>> start
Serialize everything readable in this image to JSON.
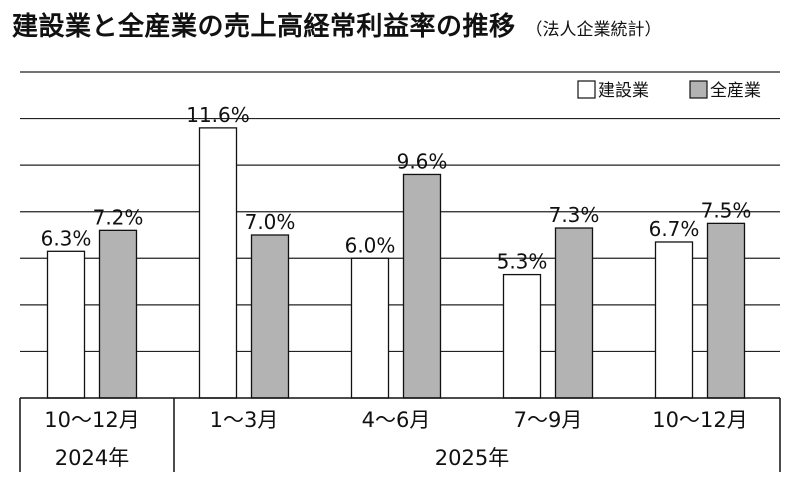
{
  "title": "建設業と全産業の売上高経常利益率の推移",
  "subtitle": "（法人企業統計）",
  "chart_data": {
    "type": "bar",
    "categories": [
      "10～12月",
      "1～3月",
      "4～6月",
      "7～9月",
      "10～12月"
    ],
    "year_groups": [
      {
        "label": "2024年",
        "categories": [
          0
        ]
      },
      {
        "label": "2025年",
        "categories": [
          1,
          2,
          3,
          4
        ]
      }
    ],
    "series": [
      {
        "name": "建設業",
        "color": "#ffffff",
        "values": [
          6.3,
          11.6,
          6.0,
          5.3,
          6.7
        ],
        "labels": [
          "6.3%",
          "11.6%",
          "6.0%",
          "5.3%",
          "6.7%"
        ]
      },
      {
        "name": "全産業",
        "color": "#b3b3b3",
        "values": [
          7.2,
          7.0,
          9.6,
          7.3,
          7.5
        ],
        "labels": [
          "7.2%",
          "7.0%",
          "9.6%",
          "7.3%",
          "7.5%"
        ]
      }
    ],
    "ylim": [
      0,
      14
    ],
    "y_gridlines": [
      2,
      4,
      6,
      8,
      10,
      12,
      14
    ],
    "grid": true,
    "legend": "top-right"
  }
}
>> end
**What you have to do:** Reproduce the listing above exactly, excluding all pictures.

**Complete answer:**
Serialize everything readable in this image to JSON.
{
  "title": "建設業と全産業の売上高経常利益率の推移",
  "subtitle": "（法人企業統計）",
  "chart_data": {
    "type": "bar",
    "categories": [
      "10～12月",
      "1～3月",
      "4～6月",
      "7～9月",
      "10～12月"
    ],
    "year_groups": [
      {
        "label": "2024年",
        "categories": [
          0
        ]
      },
      {
        "label": "2025年",
        "categories": [
          1,
          2,
          3,
          4
        ]
      }
    ],
    "series": [
      {
        "name": "建設業",
        "color": "#ffffff",
        "values": [
          6.3,
          11.6,
          6.0,
          5.3,
          6.7
        ],
        "labels": [
          "6.3%",
          "11.6%",
          "6.0%",
          "5.3%",
          "6.7%"
        ]
      },
      {
        "name": "全産業",
        "color": "#b3b3b3",
        "values": [
          7.2,
          7.0,
          9.6,
          7.3,
          7.5
        ],
        "labels": [
          "7.2%",
          "7.0%",
          "9.6%",
          "7.3%",
          "7.5%"
        ]
      }
    ],
    "ylim": [
      0,
      14
    ],
    "y_gridlines": [
      2,
      4,
      6,
      8,
      10,
      12,
      14
    ],
    "grid": true,
    "legend": "top-right"
  }
}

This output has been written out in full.